◆ **Task directions**: Reproduce the entries below in full, word for word.

◆ **Material to process**:
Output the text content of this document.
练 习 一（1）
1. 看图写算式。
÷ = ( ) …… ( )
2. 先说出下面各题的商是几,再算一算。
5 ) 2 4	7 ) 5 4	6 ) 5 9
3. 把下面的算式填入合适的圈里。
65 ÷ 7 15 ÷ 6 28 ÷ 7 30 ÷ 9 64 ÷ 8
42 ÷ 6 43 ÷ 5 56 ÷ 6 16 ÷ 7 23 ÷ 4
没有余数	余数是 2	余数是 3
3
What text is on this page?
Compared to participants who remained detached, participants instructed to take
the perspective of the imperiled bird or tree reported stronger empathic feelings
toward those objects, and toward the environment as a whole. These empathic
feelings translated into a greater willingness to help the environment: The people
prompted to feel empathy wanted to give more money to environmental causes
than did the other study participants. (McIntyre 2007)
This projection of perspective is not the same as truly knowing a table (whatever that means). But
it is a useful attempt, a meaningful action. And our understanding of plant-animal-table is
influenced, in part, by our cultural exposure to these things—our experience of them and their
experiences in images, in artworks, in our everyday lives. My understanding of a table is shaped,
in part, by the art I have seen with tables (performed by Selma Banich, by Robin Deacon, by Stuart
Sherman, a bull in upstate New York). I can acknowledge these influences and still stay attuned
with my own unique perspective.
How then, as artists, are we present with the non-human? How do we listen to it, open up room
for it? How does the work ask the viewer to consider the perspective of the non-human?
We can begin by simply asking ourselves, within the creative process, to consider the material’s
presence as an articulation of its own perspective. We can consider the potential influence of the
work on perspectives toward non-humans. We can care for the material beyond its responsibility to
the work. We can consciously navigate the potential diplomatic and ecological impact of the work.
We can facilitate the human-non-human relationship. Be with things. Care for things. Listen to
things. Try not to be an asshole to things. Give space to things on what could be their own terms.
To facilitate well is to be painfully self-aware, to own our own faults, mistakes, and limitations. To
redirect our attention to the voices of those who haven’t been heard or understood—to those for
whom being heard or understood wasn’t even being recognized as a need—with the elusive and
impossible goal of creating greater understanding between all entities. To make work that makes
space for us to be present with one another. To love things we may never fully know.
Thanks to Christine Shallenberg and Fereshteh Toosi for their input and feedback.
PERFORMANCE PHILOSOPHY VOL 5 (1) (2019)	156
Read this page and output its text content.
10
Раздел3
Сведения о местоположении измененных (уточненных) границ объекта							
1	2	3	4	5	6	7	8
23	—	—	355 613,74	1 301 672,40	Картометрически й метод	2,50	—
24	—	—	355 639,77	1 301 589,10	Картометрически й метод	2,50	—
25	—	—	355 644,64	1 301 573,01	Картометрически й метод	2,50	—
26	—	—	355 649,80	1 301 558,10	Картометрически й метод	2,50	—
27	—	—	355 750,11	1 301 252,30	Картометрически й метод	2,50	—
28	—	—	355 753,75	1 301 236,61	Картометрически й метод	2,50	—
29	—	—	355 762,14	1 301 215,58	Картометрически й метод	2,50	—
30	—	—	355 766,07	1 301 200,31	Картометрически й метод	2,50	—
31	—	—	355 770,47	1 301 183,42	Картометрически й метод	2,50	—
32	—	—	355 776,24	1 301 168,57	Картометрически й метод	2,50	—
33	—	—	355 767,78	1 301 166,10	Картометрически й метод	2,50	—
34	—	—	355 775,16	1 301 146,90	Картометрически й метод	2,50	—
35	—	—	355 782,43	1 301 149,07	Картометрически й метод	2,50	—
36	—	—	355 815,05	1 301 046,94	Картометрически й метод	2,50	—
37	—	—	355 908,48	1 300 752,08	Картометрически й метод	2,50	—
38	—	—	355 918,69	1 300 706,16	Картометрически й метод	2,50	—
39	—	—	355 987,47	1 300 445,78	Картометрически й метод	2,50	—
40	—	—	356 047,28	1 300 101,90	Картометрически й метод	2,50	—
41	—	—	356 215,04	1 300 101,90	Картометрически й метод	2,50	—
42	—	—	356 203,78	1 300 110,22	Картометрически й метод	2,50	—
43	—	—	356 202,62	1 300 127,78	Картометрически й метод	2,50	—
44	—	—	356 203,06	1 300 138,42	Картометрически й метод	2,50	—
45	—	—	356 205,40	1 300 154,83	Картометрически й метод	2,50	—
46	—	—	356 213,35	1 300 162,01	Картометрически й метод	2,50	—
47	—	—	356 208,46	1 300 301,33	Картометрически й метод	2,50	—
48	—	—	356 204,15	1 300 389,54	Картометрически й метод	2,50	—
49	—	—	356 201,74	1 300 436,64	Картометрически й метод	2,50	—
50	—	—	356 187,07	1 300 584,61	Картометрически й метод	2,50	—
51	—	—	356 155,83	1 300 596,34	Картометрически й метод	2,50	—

◆ **Output of the task**:
Output the text content of this document.
练 习 一（1）
1. 看图写算式。
÷ = ( ) …… ( )
2. 先说出下面各题的商是几,再算一算。
5 ) 2 4	7 ) 5 4	6 ) 5 9
3. 把下面的算式填入合适的圈里。
65 ÷ 7 15 ÷ 6 28 ÷ 7 30 ÷ 9 64 ÷ 8
42 ÷ 6 43 ÷ 5 56 ÷ 6 16 ÷ 7 23 ÷ 4
没有余数	余数是 2	余数是 3
3
What text is on this page?
Compared to participants who remained detached, participants instructed to take
the perspective of the imperiled bird or tree reported stronger empathic feelings
toward those objects, and toward the environment as a whole. These empathic
feelings translated into a greater willingness to help the environment: The people
prompted to feel empathy wanted to give more money to environmental causes
than did the other study participants. (McIntyre 2007)
This projection of perspective is not the same as truly knowing a table (whatever that means). But
it is a useful attempt, a meaningful action. And our understanding of plant-animal-table is
influenced, in part, by our cultural exposure to these things—our experience of them and their
experiences in images, in artworks, in our everyday lives. My understanding of a table is shaped,
in part, by the art I have seen with tables (performed by Selma Banich, by Robin Deacon, by Stuart
Sherman, a bull in upstate New York). I can acknowledge these influences and still stay attuned
with my own unique perspective.
How then, as artists, are we present with the non-human? How do we listen to it, open up room
for it? How does the work ask the viewer to consider the perspective of the non-human?
We can begin by simply asking ourselves, within the creative process, to consider the material’s
presence as an articulation of its own perspective. We can consider the potential influence of the
work on perspectives toward non-humans. We can care for the material beyond its responsibility to
the work. We can consciously navigate the potential diplomatic and ecological impact of the work.
We can facilitate the human-non-human relationship. Be with things. Care for things. Listen to
things. Try not to be an asshole to things. Give space to things on what could be their own terms.
To facilitate well is to be painfully self-aware, to own our own faults, mistakes, and limitations. To
redirect our attention to the voices of those who haven’t been heard or understood—to those for
whom being heard or understood wasn’t even being recognized as a need—with the elusive and
impossible goal of creating greater understanding between all entities. To make work that makes
space for us to be present with one another. To love things we may never fully know.
Thanks to Christine Shallenberg and Fereshteh Toosi for their input and feedback.
PERFORMANCE PHILOSOPHY VOL 5 (1) (2019)	156
Read this page and output its text content.
10
Раздел3
Сведения о местоположении измененных (уточненных) границ объекта							
1	2	3	4	5	6	7	8
23	—	—	355 613,74	1 301 672,40	Картометрически й метод	2,50	—
24	—	—	355 639,77	1 301 589,10	Картометрически й метод	2,50	—
25	—	—	355 644,64	1 301 573,01	Картометрически й метод	2,50	—
26	—	—	355 649,80	1 301 558,10	Картометрически й метод	2,50	—
27	—	—	355 750,11	1 301 252,30	Картометрически й метод	2,50	—
28	—	—	355 753,75	1 301 236,61	Картометрически й метод	2,50	—
29	—	—	355 762,14	1 301 215,58	Картометрически й метод	2,50	—
30	—	—	355 766,07	1 301 200,31	Картометрически й метод	2,50	—
31	—	—	355 770,47	1 301 183,42	Картометрически й метод	2,50	—
32	—	—	355 776,24	1 301 168,57	Картометрически й метод	2,50	—
33	—	—	355 767,78	1 301 166,10	Картометрически й метод	2,50	—
34	—	—	355 775,16	1 301 146,90	Картометрически й метод	2,50	—
35	—	—	355 782,43	1 301 149,07	Картометрически й метод	2,50	—
36	—	—	355 815,05	1 301 046,94	Картометрически й метод	2,50	—
37	—	—	355 908,48	1 300 752,08	Картометрически й метод	2,50	—
38	—	—	355 918,69	1 300 706,16	Картометрически й метод	2,50	—
39	—	—	355 987,47	1 300 445,78	Картометрически й метод	2,50	—
40	—	—	356 047,28	1 300 101,90	Картометрически й метод	2,50	—
41	—	—	356 215,04	1 300 101,90	Картометрически й метод	2,50	—
42	—	—	356 203,78	1 300 110,22	Картометрически й метод	2,50	—
43	—	—	356 202,62	1 300 127,78	Картометрически й метод	2,50	—
44	—	—	356 203,06	1 300 138,42	Картометрически й метод	2,50	—
45	—	—	356 205,40	1 300 154,83	Картометрически й метод	2,50	—
46	—	—	356 213,35	1 300 162,01	Картометрически й метод	2,50	—
47	—	—	356 208,46	1 300 301,33	Картометрически й метод	2,50	—
48	—	—	356 204,15	1 300 389,54	Картометрически й метод	2,50	—
49	—	—	356 201,74	1 300 436,64	Картометрически й метод	2,50	—
50	—	—	356 187,07	1 300 584,61	Картометрически й метод	2,50	—
51	—	—	356 155,83	1 300 596,34	Картометрически й метод	2,50	—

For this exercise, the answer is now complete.